++++ The records ++++

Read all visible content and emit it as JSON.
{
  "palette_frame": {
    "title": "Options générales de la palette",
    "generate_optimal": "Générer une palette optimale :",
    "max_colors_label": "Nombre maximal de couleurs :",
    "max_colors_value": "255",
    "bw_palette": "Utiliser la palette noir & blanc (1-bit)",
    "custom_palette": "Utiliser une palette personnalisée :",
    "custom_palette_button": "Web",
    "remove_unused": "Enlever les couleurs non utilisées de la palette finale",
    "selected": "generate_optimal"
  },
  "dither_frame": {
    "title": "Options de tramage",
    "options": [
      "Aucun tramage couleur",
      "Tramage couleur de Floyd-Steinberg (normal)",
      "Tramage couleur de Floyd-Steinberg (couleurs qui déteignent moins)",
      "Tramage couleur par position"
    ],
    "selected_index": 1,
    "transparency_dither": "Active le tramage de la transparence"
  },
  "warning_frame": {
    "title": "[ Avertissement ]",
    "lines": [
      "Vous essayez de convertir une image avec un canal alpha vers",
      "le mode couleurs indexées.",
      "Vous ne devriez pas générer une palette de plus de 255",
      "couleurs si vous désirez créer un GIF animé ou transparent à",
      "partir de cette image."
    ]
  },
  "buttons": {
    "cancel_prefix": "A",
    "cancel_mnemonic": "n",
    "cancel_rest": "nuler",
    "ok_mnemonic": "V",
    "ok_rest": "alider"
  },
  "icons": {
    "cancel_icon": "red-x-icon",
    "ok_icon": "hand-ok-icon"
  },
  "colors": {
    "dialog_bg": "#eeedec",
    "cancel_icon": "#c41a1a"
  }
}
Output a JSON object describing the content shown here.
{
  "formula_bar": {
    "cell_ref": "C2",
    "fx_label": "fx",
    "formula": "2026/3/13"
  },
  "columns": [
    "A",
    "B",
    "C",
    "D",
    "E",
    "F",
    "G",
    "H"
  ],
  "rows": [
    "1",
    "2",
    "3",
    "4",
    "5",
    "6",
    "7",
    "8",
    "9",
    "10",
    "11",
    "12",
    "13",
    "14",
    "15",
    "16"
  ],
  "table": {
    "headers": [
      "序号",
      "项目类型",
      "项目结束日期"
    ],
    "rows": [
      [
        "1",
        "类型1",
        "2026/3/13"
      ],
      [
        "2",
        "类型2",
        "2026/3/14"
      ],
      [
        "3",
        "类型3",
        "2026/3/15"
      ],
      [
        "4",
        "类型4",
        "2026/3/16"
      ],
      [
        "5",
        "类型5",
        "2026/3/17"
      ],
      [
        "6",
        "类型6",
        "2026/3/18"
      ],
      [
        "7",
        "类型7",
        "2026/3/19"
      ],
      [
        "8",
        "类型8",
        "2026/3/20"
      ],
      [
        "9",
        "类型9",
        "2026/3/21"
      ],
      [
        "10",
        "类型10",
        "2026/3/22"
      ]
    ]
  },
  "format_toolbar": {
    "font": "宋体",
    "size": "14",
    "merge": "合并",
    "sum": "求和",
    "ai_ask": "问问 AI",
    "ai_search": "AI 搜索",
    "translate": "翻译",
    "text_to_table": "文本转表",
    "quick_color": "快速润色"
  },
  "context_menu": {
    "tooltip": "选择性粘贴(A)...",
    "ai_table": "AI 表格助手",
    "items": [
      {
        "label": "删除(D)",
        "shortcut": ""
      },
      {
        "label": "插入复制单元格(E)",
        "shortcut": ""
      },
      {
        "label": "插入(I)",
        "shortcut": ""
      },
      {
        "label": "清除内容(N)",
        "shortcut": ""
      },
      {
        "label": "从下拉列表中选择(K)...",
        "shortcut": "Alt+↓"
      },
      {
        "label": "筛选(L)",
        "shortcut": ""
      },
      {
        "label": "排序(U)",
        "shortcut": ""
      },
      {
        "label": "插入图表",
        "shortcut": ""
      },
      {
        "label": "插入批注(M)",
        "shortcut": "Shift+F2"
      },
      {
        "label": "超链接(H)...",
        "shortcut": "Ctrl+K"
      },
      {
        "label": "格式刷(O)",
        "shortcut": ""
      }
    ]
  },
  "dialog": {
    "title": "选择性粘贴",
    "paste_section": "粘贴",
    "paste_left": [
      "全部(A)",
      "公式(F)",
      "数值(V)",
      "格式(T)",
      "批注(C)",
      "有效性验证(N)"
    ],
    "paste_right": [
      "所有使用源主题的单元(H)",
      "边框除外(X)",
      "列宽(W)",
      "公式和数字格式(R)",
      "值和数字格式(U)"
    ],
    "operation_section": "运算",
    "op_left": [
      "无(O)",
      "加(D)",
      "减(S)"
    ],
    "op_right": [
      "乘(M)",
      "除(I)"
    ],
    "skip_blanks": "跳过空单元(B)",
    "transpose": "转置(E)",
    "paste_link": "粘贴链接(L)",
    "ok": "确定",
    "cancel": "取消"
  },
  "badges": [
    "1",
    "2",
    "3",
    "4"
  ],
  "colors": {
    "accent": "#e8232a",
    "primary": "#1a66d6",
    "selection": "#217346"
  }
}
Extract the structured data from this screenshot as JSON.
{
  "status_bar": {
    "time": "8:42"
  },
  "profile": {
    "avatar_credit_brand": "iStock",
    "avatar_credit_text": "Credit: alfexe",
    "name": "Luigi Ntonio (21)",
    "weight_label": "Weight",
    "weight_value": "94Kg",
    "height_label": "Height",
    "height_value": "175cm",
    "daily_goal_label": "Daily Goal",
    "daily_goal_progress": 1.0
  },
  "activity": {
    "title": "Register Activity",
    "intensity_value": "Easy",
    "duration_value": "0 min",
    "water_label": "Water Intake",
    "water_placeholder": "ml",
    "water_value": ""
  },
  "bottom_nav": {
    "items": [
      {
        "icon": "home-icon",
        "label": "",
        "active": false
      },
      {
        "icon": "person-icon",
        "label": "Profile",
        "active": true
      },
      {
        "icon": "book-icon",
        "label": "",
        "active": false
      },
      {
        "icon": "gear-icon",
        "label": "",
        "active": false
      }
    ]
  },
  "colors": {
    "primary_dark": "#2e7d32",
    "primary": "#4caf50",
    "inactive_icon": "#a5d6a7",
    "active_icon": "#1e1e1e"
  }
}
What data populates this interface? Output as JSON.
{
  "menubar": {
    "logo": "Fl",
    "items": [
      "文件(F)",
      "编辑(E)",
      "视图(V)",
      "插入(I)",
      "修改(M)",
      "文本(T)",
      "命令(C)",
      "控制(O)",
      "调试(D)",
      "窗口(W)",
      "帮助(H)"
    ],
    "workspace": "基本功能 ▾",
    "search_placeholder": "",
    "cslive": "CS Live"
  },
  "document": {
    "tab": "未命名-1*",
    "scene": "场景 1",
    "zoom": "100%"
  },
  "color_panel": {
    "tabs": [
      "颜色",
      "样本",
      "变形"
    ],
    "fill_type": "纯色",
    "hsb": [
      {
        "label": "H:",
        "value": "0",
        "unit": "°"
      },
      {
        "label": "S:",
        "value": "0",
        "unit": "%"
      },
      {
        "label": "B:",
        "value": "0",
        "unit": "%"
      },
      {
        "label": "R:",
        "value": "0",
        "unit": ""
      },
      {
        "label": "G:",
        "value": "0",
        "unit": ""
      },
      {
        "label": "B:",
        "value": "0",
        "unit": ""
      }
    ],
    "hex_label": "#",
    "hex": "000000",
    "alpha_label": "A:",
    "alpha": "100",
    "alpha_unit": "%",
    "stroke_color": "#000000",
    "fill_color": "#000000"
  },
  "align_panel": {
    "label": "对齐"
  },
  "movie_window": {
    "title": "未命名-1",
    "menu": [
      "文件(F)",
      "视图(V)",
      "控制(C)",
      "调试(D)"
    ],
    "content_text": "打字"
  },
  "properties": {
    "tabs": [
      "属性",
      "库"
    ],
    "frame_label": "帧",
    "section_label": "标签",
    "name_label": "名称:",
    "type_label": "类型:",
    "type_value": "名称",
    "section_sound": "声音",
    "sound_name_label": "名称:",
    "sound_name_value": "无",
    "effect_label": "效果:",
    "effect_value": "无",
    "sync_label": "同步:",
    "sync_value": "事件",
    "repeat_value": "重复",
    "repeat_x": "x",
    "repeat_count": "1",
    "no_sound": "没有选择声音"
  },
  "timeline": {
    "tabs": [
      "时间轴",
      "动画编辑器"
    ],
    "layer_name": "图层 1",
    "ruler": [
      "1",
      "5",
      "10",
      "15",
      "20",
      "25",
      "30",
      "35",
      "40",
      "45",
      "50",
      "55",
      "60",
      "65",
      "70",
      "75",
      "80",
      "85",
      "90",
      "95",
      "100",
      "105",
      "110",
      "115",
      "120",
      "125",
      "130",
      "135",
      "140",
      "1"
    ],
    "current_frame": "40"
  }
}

++++

Look for "image" and pull out every line that has it.

      "Vous essayez de convertir une image avec un canal alpha vers",
      "partir de cette image."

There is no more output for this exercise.